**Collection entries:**
————————

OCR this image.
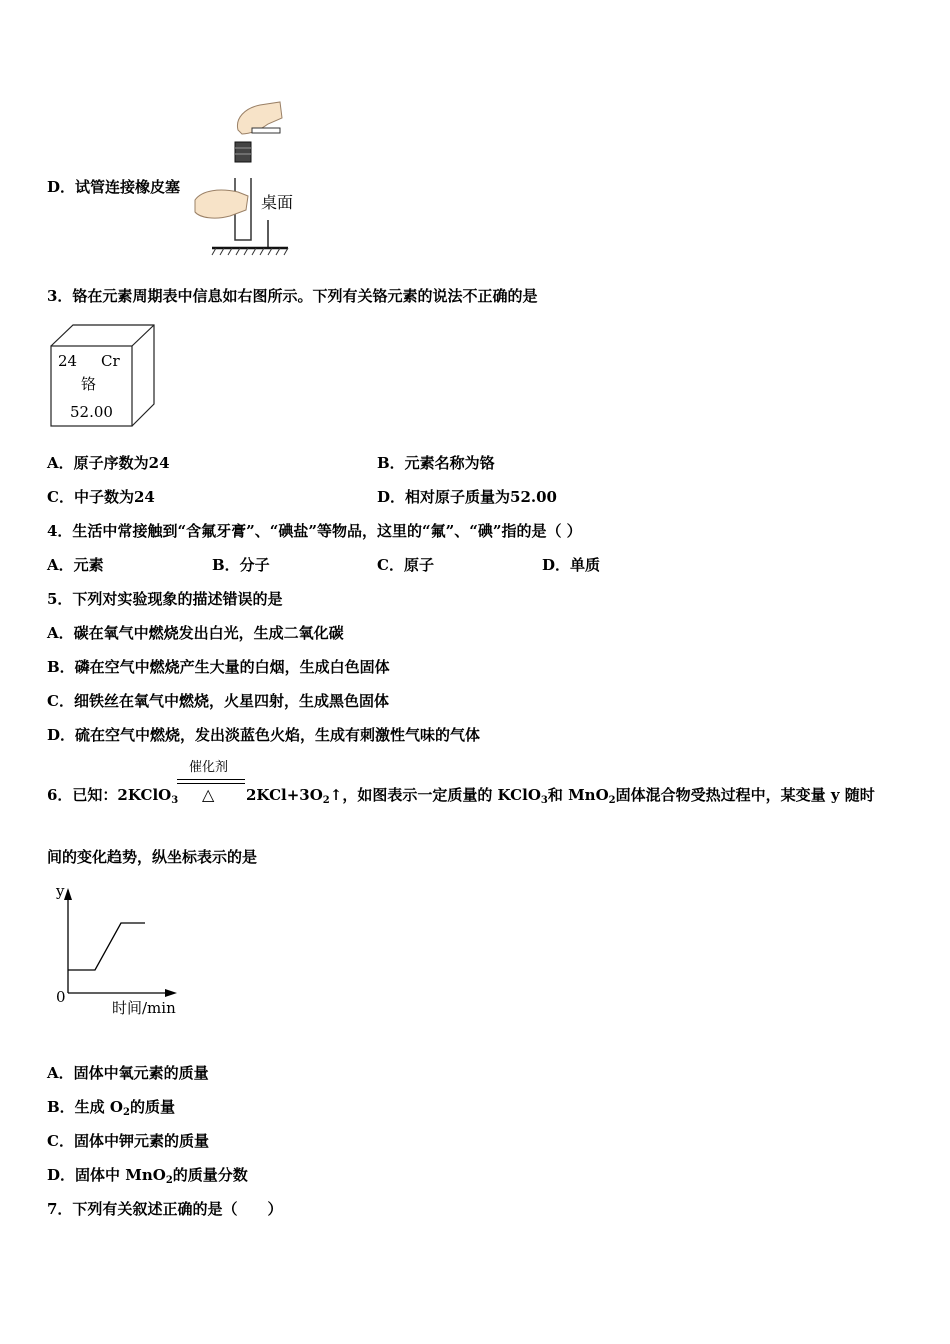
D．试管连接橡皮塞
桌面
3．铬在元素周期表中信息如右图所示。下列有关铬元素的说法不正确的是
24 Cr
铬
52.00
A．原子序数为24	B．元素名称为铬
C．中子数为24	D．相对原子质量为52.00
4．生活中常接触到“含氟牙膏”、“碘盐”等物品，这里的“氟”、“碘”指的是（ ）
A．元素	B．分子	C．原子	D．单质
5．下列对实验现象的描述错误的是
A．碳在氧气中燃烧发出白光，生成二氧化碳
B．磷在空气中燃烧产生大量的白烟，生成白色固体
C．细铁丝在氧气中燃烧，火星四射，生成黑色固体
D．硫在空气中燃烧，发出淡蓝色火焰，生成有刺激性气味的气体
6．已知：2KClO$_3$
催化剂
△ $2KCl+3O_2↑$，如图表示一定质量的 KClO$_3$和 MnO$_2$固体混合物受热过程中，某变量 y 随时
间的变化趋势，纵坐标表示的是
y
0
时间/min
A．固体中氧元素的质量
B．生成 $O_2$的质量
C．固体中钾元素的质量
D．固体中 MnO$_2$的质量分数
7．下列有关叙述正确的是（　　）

————————

**Problem statement:** The data above should be repeated exactly, minus any pictures.

**Written answer:**
OCR this image.
D．试管连接橡皮塞
桌面
3．铬在元素周期表中信息如右图所示。下列有关铬元素的说法不正确的是
24 Cr
铬
52.00
A．原子序数为24	B．元素名称为铬
C．中子数为24	D．相对原子质量为52.00
4．生活中常接触到“含氟牙膏”、“碘盐”等物品，这里的“氟”、“碘”指的是（ ）
A．元素	B．分子	C．原子	D．单质
5．下列对实验现象的描述错误的是
A．碳在氧气中燃烧发出白光，生成二氧化碳
B．磷在空气中燃烧产生大量的白烟，生成白色固体
C．细铁丝在氧气中燃烧，火星四射，生成黑色固体
D．硫在空气中燃烧，发出淡蓝色火焰，生成有刺激性气味的气体
6．已知：2KClO$_3$
催化剂
△ $2KCl+3O_2↑$，如图表示一定质量的 KClO$_3$和 MnO$_2$固体混合物受热过程中，某变量 y 随时
间的变化趋势，纵坐标表示的是
y
0
时间/min
A．固体中氧元素的质量
B．生成 $O_2$的质量
C．固体中钾元素的质量
D．固体中 MnO$_2$的质量分数
7．下列有关叙述正确的是（　　）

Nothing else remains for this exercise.